(Source data)
==============================

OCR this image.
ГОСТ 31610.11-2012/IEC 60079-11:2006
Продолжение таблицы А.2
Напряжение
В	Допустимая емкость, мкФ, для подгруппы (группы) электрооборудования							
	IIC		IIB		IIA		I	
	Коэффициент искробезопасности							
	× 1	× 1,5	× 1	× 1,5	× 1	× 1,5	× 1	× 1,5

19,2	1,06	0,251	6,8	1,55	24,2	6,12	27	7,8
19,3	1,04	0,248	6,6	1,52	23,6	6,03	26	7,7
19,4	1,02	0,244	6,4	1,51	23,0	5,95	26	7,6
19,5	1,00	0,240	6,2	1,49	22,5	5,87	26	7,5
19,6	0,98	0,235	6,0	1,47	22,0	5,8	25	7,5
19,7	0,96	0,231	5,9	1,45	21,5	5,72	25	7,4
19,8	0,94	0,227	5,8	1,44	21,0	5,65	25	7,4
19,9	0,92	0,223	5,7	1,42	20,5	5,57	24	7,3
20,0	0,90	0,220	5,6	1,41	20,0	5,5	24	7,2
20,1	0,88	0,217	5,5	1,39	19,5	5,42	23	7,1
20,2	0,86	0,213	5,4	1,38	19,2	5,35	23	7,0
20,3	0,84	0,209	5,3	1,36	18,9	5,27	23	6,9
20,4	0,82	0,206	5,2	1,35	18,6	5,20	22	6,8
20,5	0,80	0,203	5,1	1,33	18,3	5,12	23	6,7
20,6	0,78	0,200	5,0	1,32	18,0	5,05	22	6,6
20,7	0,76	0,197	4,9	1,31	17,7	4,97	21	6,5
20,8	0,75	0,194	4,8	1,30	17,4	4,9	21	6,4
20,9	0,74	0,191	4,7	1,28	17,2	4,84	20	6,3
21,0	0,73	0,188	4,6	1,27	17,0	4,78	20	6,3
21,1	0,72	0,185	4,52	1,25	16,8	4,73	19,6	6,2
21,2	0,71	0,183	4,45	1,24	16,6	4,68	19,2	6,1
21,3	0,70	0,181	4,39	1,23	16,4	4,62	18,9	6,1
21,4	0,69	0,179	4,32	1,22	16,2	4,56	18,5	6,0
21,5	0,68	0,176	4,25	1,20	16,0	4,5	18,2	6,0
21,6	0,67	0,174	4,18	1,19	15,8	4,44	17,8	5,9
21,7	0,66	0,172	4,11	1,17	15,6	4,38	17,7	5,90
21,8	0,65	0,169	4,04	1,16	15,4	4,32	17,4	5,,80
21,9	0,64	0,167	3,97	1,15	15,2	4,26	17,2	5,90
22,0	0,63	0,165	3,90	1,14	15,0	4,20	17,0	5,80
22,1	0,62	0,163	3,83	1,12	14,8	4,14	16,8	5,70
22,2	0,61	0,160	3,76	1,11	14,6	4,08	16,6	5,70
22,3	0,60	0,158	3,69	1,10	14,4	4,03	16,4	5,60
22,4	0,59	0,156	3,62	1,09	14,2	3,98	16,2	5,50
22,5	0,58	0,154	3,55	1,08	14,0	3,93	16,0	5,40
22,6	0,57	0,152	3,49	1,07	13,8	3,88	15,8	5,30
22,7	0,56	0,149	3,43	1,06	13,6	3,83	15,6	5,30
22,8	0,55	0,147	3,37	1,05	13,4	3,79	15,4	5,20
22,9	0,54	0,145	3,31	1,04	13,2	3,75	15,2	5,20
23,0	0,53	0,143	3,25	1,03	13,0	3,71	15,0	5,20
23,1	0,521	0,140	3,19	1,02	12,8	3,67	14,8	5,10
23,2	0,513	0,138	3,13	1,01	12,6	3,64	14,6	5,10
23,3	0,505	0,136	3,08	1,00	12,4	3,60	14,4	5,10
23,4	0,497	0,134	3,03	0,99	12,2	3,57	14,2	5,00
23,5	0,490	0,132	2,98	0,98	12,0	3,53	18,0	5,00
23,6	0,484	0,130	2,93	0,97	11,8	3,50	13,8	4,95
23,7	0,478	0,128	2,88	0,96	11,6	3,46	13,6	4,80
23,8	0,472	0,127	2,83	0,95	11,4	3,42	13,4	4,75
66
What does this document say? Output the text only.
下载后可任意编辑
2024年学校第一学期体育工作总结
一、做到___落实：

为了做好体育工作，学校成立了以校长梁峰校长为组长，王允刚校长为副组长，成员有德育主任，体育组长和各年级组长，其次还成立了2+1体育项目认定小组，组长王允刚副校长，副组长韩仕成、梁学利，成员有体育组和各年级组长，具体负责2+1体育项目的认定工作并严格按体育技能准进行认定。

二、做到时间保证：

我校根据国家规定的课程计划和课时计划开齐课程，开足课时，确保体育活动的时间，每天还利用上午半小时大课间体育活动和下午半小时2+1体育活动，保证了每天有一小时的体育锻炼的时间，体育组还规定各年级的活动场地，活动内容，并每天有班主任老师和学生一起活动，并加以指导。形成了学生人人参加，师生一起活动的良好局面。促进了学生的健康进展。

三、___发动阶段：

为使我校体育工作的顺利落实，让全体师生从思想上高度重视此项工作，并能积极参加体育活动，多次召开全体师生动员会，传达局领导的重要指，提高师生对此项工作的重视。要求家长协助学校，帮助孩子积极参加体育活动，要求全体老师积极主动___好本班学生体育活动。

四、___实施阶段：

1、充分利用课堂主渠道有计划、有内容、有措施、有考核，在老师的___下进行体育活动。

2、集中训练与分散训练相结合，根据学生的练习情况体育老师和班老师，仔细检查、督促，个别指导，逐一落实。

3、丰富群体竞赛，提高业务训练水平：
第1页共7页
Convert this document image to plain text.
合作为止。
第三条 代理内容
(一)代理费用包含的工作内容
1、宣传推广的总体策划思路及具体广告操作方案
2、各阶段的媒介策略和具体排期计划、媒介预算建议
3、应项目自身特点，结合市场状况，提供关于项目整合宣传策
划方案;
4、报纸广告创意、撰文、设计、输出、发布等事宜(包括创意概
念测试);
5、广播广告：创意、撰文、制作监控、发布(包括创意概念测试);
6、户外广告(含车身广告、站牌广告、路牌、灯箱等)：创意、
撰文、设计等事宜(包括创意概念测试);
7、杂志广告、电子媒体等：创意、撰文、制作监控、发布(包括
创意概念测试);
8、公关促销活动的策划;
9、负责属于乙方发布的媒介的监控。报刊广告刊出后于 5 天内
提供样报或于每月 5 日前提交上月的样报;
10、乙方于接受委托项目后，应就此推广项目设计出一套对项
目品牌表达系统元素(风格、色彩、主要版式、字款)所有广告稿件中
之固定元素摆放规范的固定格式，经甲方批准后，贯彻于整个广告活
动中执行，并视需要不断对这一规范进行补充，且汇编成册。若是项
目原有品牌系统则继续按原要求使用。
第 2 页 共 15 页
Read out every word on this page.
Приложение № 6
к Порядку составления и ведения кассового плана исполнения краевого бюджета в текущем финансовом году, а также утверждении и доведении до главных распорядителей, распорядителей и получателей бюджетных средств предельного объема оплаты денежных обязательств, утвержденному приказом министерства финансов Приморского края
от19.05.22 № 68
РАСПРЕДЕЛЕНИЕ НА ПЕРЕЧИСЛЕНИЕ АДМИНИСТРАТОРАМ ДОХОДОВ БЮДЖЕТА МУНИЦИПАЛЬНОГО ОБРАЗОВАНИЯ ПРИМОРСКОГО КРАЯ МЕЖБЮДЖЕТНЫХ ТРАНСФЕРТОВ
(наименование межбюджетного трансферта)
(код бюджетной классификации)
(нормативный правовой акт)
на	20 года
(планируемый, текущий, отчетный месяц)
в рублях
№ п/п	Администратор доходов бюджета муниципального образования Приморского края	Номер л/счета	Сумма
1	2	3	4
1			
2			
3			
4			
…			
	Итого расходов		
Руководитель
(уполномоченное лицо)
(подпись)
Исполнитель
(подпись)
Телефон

==============================

[Challenge]
Extract every entry above as it appears.

[Written solution]
OCR this image.
ГОСТ 31610.11-2012/IEC 60079-11:2006
Продолжение таблицы А.2
Напряжение
В	Допустимая емкость, мкФ, для подгруппы (группы) электрооборудования							
	IIC		IIB		IIA		I	
	Коэффициент искробезопасности							
	× 1	× 1,5	× 1	× 1,5	× 1	× 1,5	× 1	× 1,5

19,2	1,06	0,251	6,8	1,55	24,2	6,12	27	7,8
19,3	1,04	0,248	6,6	1,52	23,6	6,03	26	7,7
19,4	1,02	0,244	6,4	1,51	23,0	5,95	26	7,6
19,5	1,00	0,240	6,2	1,49	22,5	5,87	26	7,5
19,6	0,98	0,235	6,0	1,47	22,0	5,8	25	7,5
19,7	0,96	0,231	5,9	1,45	21,5	5,72	25	7,4
19,8	0,94	0,227	5,8	1,44	21,0	5,65	25	7,4
19,9	0,92	0,223	5,7	1,42	20,5	5,57	24	7,3
20,0	0,90	0,220	5,6	1,41	20,0	5,5	24	7,2
20,1	0,88	0,217	5,5	1,39	19,5	5,42	23	7,1
20,2	0,86	0,213	5,4	1,38	19,2	5,35	23	7,0
20,3	0,84	0,209	5,3	1,36	18,9	5,27	23	6,9
20,4	0,82	0,206	5,2	1,35	18,6	5,20	22	6,8
20,5	0,80	0,203	5,1	1,33	18,3	5,12	23	6,7
20,6	0,78	0,200	5,0	1,32	18,0	5,05	22	6,6
20,7	0,76	0,197	4,9	1,31	17,7	4,97	21	6,5
20,8	0,75	0,194	4,8	1,30	17,4	4,9	21	6,4
20,9	0,74	0,191	4,7	1,28	17,2	4,84	20	6,3
21,0	0,73	0,188	4,6	1,27	17,0	4,78	20	6,3
21,1	0,72	0,185	4,52	1,25	16,8	4,73	19,6	6,2
21,2	0,71	0,183	4,45	1,24	16,6	4,68	19,2	6,1
21,3	0,70	0,181	4,39	1,23	16,4	4,62	18,9	6,1
21,4	0,69	0,179	4,32	1,22	16,2	4,56	18,5	6,0
21,5	0,68	0,176	4,25	1,20	16,0	4,5	18,2	6,0
21,6	0,67	0,174	4,18	1,19	15,8	4,44	17,8	5,9
21,7	0,66	0,172	4,11	1,17	15,6	4,38	17,7	5,90
21,8	0,65	0,169	4,04	1,16	15,4	4,32	17,4	5,,80
21,9	0,64	0,167	3,97	1,15	15,2	4,26	17,2	5,90
22,0	0,63	0,165	3,90	1,14	15,0	4,20	17,0	5,80
22,1	0,62	0,163	3,83	1,12	14,8	4,14	16,8	5,70
22,2	0,61	0,160	3,76	1,11	14,6	4,08	16,6	5,70
22,3	0,60	0,158	3,69	1,10	14,4	4,03	16,4	5,60
22,4	0,59	0,156	3,62	1,09	14,2	3,98	16,2	5,50
22,5	0,58	0,154	3,55	1,08	14,0	3,93	16,0	5,40
22,6	0,57	0,152	3,49	1,07	13,8	3,88	15,8	5,30
22,7	0,56	0,149	3,43	1,06	13,6	3,83	15,6	5,30
22,8	0,55	0,147	3,37	1,05	13,4	3,79	15,4	5,20
22,9	0,54	0,145	3,31	1,04	13,2	3,75	15,2	5,20
23,0	0,53	0,143	3,25	1,03	13,0	3,71	15,0	5,20
23,1	0,521	0,140	3,19	1,02	12,8	3,67	14,8	5,10
23,2	0,513	0,138	3,13	1,01	12,6	3,64	14,6	5,10
23,3	0,505	0,136	3,08	1,00	12,4	3,60	14,4	5,10
23,4	0,497	0,134	3,03	0,99	12,2	3,57	14,2	5,00
23,5	0,490	0,132	2,98	0,98	12,0	3,53	18,0	5,00
23,6	0,484	0,130	2,93	0,97	11,8	3,50	13,8	4,95
23,7	0,478	0,128	2,88	0,96	11,6	3,46	13,6	4,80
23,8	0,472	0,127	2,83	0,95	11,4	3,42	13,4	4,75
66
What does this document say? Output the text only.
下载后可任意编辑
2024年学校第一学期体育工作总结
一、做到___落实：

为了做好体育工作，学校成立了以校长梁峰校长为组长，王允刚校长为副组长，成员有德育主任，体育组长和各年级组长，其次还成立了2+1体育项目认定小组，组长王允刚副校长，副组长韩仕成、梁学利，成员有体育组和各年级组长，具体负责2+1体育项目的认定工作并严格按体育技能准进行认定。

二、做到时间保证：

我校根据国家规定的课程计划和课时计划开齐课程，开足课时，确保体育活动的时间，每天还利用上午半小时大课间体育活动和下午半小时2+1体育活动，保证了每天有一小时的体育锻炼的时间，体育组还规定各年级的活动场地，活动内容，并每天有班主任老师和学生一起活动，并加以指导。形成了学生人人参加，师生一起活动的良好局面。促进了学生的健康进展。

三、___发动阶段：

为使我校体育工作的顺利落实，让全体师生从思想上高度重视此项工作，并能积极参加体育活动，多次召开全体师生动员会，传达局领导的重要指，提高师生对此项工作的重视。要求家长协助学校，帮助孩子积极参加体育活动，要求全体老师积极主动___好本班学生体育活动。

四、___实施阶段：

1、充分利用课堂主渠道有计划、有内容、有措施、有考核，在老师的___下进行体育活动。

2、集中训练与分散训练相结合，根据学生的练习情况体育老师和班老师，仔细检查、督促，个别指导，逐一落实。

3、丰富群体竞赛，提高业务训练水平：
第1页共7页
Convert this document image to plain text.
合作为止。
第三条 代理内容
(一)代理费用包含的工作内容
1、宣传推广的总体策划思路及具体广告操作方案
2、各阶段的媒介策略和具体排期计划、媒介预算建议
3、应项目自身特点，结合市场状况，提供关于项目整合宣传策
划方案;
4、报纸广告创意、撰文、设计、输出、发布等事宜(包括创意概
念测试);
5、广播广告：创意、撰文、制作监控、发布(包括创意概念测试);
6、户外广告(含车身广告、站牌广告、路牌、灯箱等)：创意、
撰文、设计等事宜(包括创意概念测试);
7、杂志广告、电子媒体等：创意、撰文、制作监控、发布(包括
创意概念测试);
8、公关促销活动的策划;
9、负责属于乙方发布的媒介的监控。报刊广告刊出后于 5 天内
提供样报或于每月 5 日前提交上月的样报;
10、乙方于接受委托项目后，应就此推广项目设计出一套对项
目品牌表达系统元素(风格、色彩、主要版式、字款)所有广告稿件中
之固定元素摆放规范的固定格式，经甲方批准后，贯彻于整个广告活
动中执行，并视需要不断对这一规范进行补充，且汇编成册。若是项
目原有品牌系统则继续按原要求使用。
第 2 页 共 15 页
Read out every word on this page.
Приложение № 6
к Порядку составления и ведения кассового плана исполнения краевого бюджета в текущем финансовом году, а также утверждении и доведении до главных распорядителей, распорядителей и получателей бюджетных средств предельного объема оплаты денежных обязательств, утвержденному приказом министерства финансов Приморского края
от19.05.22 № 68
РАСПРЕДЕЛЕНИЕ НА ПЕРЕЧИСЛЕНИЕ АДМИНИСТРАТОРАМ ДОХОДОВ БЮДЖЕТА МУНИЦИПАЛЬНОГО ОБРАЗОВАНИЯ ПРИМОРСКОГО КРАЯ МЕЖБЮДЖЕТНЫХ ТРАНСФЕРТОВ
(наименование межбюджетного трансферта)
(код бюджетной классификации)
(нормативный правовой акт)
на	20 года
(планируемый, текущий, отчетный месяц)
в рублях
№ п/п	Администратор доходов бюджета муниципального образования Приморского края	Номер л/счета	Сумма
1	2	3	4
1			
2			
3			
4			
…			
	Итого расходов		
Руководитель
(уполномоченное лицо)
(подпись)
Исполнитель
(подпись)
Телефон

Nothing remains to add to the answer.